Data extracted from a collection:
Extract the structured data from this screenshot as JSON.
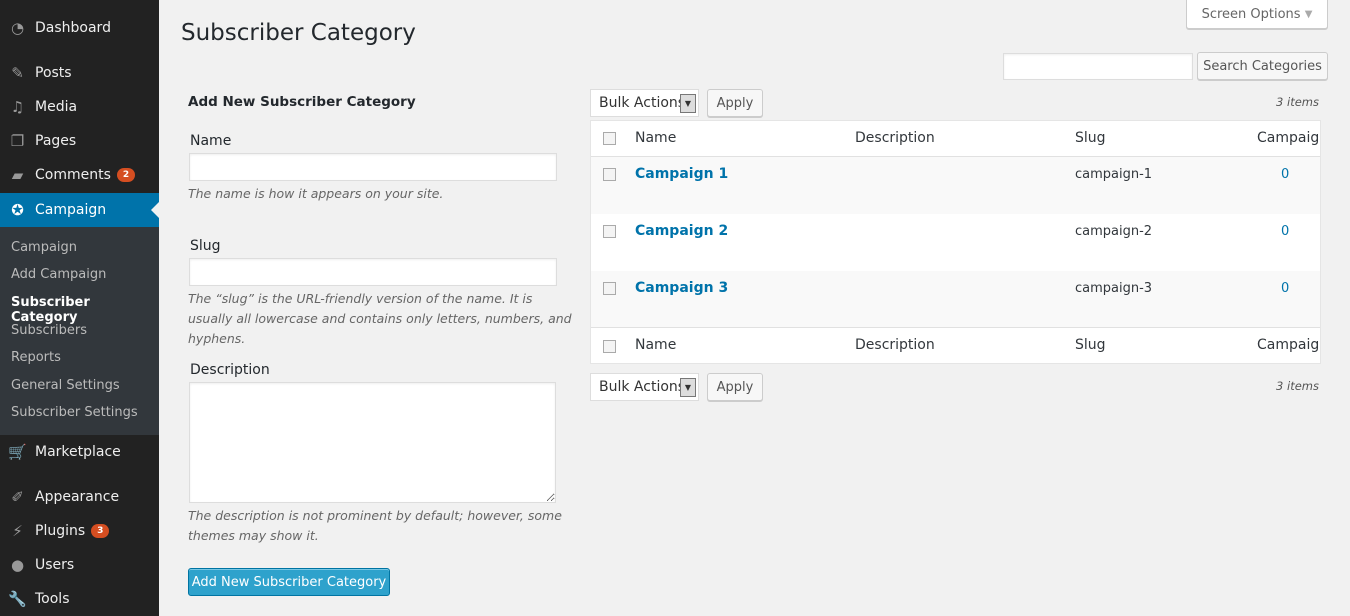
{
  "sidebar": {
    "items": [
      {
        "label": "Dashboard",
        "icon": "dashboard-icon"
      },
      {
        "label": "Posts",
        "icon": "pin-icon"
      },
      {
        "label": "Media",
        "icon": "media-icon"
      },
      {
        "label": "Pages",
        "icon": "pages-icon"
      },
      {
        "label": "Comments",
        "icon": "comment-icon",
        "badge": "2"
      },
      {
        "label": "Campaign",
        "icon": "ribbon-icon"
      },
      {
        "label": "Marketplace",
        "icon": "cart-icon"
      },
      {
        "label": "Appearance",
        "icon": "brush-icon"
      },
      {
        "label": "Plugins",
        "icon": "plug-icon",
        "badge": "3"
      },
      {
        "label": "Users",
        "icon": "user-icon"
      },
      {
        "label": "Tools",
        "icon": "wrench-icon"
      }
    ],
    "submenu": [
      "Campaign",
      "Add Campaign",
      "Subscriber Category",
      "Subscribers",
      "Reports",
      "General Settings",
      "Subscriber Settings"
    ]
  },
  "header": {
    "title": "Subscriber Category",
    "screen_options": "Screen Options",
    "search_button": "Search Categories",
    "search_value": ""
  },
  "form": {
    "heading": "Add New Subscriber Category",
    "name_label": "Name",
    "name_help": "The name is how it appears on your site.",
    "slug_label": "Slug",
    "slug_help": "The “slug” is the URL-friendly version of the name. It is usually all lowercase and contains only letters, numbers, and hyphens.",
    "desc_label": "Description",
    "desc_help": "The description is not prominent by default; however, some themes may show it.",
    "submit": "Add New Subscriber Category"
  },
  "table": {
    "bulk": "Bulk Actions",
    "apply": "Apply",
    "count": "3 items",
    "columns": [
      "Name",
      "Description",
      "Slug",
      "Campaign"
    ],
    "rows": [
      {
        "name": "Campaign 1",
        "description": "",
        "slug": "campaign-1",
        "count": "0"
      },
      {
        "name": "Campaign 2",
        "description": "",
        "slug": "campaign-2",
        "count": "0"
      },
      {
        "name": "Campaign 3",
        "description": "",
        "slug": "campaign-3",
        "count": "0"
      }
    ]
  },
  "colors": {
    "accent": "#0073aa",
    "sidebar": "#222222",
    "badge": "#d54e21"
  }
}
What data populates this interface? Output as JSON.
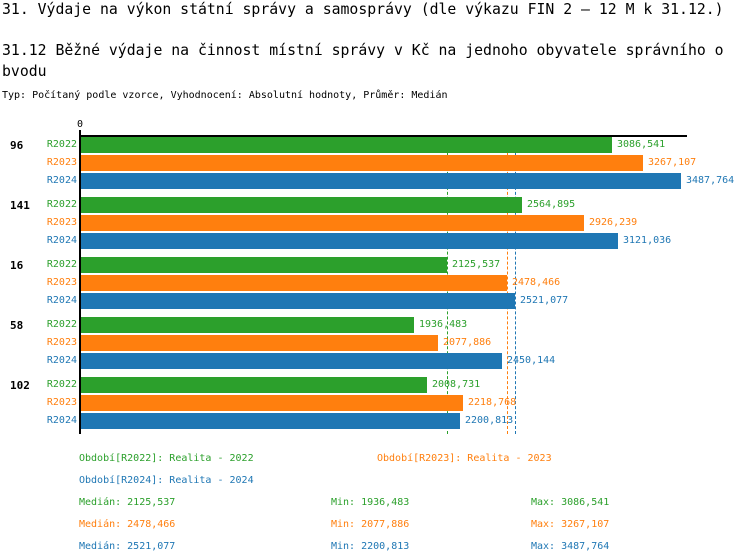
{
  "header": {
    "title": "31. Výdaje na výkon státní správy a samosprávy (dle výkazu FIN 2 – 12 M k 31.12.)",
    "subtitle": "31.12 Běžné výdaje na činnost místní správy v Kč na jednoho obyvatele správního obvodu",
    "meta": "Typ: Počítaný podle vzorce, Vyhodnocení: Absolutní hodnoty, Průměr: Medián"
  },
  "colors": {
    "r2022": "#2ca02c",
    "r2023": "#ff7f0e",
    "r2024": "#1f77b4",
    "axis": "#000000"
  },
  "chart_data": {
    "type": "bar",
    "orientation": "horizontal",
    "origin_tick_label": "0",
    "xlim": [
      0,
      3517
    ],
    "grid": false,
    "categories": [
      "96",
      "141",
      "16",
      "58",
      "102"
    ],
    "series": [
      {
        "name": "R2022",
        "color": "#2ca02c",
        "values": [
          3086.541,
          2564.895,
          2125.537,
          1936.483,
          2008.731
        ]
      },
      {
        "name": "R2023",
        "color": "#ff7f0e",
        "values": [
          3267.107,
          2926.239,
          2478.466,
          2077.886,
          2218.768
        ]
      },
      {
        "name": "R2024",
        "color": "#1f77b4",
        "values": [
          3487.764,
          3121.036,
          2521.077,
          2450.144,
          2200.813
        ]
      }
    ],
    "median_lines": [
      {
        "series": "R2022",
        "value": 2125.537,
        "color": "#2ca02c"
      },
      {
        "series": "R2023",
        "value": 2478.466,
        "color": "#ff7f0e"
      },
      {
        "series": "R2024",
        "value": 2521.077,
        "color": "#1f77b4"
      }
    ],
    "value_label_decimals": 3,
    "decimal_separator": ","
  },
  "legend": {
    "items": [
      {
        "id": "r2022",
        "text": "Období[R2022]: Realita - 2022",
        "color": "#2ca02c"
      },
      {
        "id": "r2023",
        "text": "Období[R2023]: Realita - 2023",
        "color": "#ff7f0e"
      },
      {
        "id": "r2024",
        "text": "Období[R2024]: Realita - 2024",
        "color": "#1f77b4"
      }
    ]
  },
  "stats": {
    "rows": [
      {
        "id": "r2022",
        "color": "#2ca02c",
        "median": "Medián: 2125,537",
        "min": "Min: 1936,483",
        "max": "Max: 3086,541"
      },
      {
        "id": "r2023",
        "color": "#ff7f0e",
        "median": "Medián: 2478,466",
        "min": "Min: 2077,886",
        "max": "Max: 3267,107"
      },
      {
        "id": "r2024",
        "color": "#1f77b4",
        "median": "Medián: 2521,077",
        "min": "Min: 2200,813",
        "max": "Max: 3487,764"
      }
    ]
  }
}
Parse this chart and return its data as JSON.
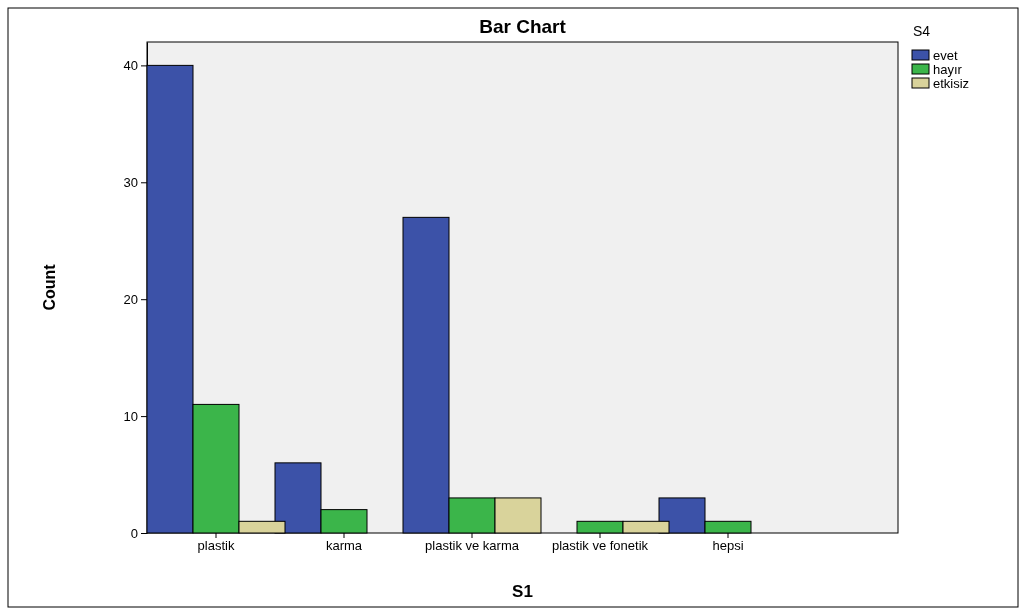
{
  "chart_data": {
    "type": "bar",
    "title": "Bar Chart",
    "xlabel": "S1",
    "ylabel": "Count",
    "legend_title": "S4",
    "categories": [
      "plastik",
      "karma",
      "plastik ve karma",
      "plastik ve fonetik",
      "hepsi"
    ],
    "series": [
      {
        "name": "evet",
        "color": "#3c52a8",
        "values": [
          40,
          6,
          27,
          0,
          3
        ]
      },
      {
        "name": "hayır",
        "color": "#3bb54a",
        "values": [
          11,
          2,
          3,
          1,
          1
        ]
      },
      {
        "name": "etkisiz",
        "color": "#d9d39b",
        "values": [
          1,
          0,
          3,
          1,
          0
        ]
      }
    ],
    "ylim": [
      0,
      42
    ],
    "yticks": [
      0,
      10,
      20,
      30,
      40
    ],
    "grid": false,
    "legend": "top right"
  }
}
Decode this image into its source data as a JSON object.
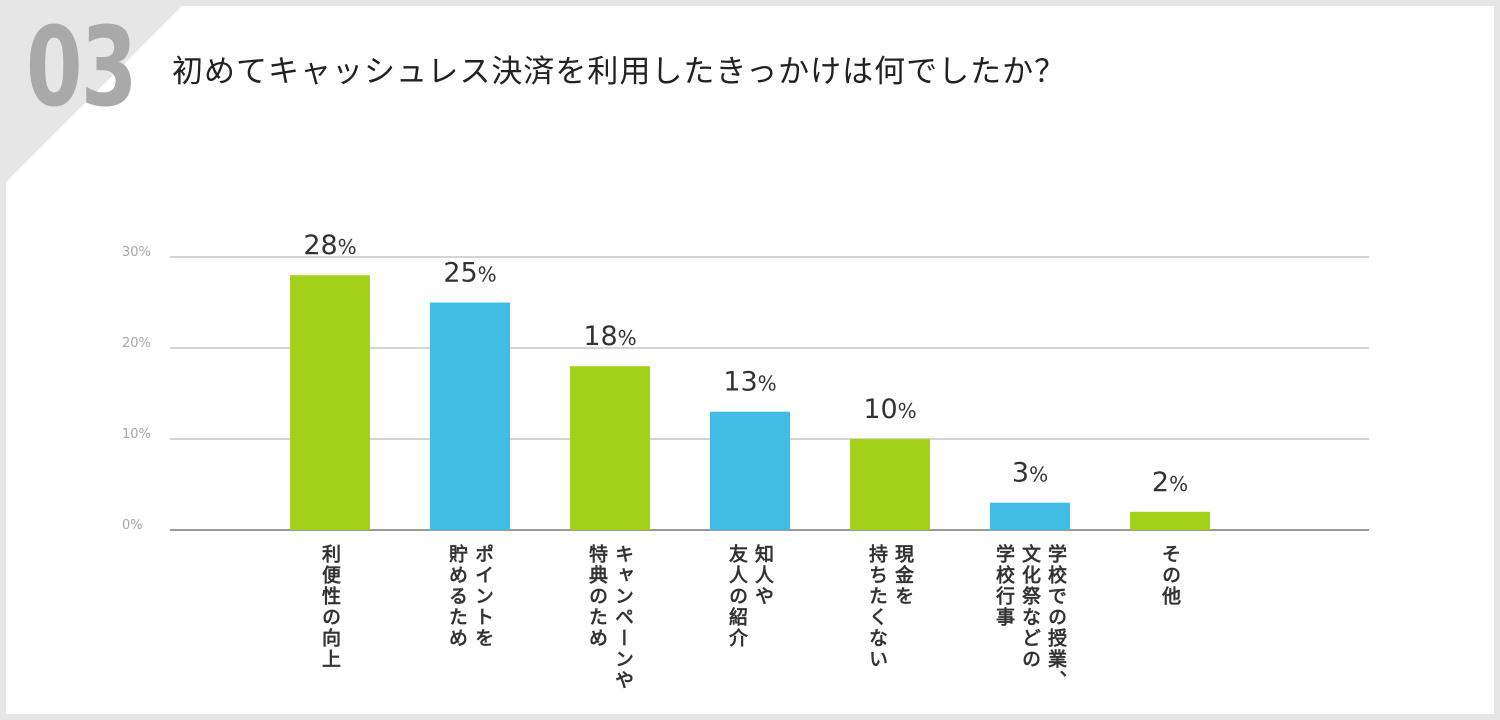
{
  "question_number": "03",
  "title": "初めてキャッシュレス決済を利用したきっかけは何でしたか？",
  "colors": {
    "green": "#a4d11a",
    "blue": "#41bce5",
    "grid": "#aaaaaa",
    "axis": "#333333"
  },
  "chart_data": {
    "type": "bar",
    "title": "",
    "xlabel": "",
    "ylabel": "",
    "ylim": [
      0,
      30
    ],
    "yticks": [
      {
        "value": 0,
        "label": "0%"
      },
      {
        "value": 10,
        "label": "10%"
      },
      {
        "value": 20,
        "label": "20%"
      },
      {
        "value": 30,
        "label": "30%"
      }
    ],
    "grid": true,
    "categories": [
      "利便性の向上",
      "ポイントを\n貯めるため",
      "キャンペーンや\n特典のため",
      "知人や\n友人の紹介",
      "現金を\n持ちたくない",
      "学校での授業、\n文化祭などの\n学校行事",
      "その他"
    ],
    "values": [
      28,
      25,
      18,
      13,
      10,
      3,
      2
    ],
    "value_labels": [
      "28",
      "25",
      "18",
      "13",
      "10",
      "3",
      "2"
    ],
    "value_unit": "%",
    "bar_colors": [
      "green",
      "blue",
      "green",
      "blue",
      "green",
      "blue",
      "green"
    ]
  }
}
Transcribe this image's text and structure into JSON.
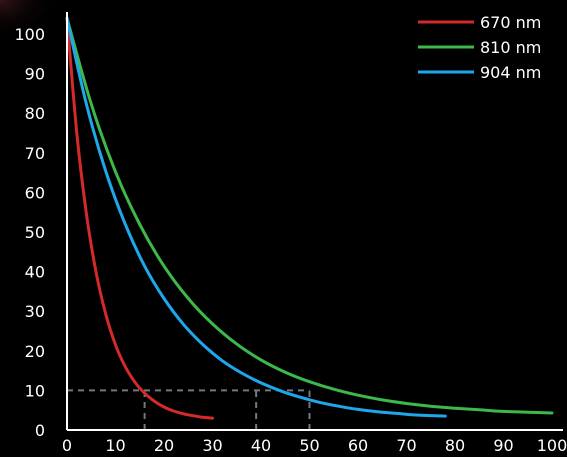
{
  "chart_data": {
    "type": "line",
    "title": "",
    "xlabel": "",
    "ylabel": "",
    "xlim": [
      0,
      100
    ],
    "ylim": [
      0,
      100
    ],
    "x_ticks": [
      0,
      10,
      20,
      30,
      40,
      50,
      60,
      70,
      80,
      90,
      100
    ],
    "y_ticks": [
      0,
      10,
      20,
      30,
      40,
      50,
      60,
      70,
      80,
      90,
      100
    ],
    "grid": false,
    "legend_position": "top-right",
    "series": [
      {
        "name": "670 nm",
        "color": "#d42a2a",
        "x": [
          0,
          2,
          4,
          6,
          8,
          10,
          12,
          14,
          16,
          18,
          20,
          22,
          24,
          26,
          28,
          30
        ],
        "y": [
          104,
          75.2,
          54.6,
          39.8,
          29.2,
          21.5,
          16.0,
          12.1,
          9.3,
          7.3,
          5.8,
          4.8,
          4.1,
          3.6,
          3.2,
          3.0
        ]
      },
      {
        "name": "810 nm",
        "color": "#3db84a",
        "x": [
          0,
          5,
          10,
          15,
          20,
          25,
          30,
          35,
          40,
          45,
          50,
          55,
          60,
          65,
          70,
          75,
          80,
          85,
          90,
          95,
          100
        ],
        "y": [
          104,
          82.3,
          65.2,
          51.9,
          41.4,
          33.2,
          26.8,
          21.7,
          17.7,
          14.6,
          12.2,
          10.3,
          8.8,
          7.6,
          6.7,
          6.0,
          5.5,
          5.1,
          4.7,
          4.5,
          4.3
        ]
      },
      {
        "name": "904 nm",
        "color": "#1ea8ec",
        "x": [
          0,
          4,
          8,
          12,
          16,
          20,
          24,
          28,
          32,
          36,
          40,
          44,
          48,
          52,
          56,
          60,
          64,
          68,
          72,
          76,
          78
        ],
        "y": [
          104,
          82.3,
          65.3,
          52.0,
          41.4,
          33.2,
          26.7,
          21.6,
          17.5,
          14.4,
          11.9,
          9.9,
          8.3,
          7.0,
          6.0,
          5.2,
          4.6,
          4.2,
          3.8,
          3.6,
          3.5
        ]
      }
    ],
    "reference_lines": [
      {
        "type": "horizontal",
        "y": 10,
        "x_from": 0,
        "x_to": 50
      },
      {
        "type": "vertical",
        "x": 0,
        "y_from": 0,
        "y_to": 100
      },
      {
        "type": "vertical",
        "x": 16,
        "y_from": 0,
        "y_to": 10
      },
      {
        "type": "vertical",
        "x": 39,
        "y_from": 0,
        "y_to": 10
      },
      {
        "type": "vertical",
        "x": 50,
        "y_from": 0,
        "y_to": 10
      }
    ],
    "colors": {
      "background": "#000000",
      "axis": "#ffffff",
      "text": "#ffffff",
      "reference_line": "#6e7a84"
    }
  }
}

- THE TASK
Go through the listing above and pull out each line containing the word "text".

- EXERCISE SOLUTION
        "text": "Období[R2022]: Realita - 2022",
        "text": "Období[R2023]: Realita - 2023",
        "text": "Období[R2024]: Realita - 2024",
Transcribe this image's text and structure into JSON.
      "text": "#ffffff",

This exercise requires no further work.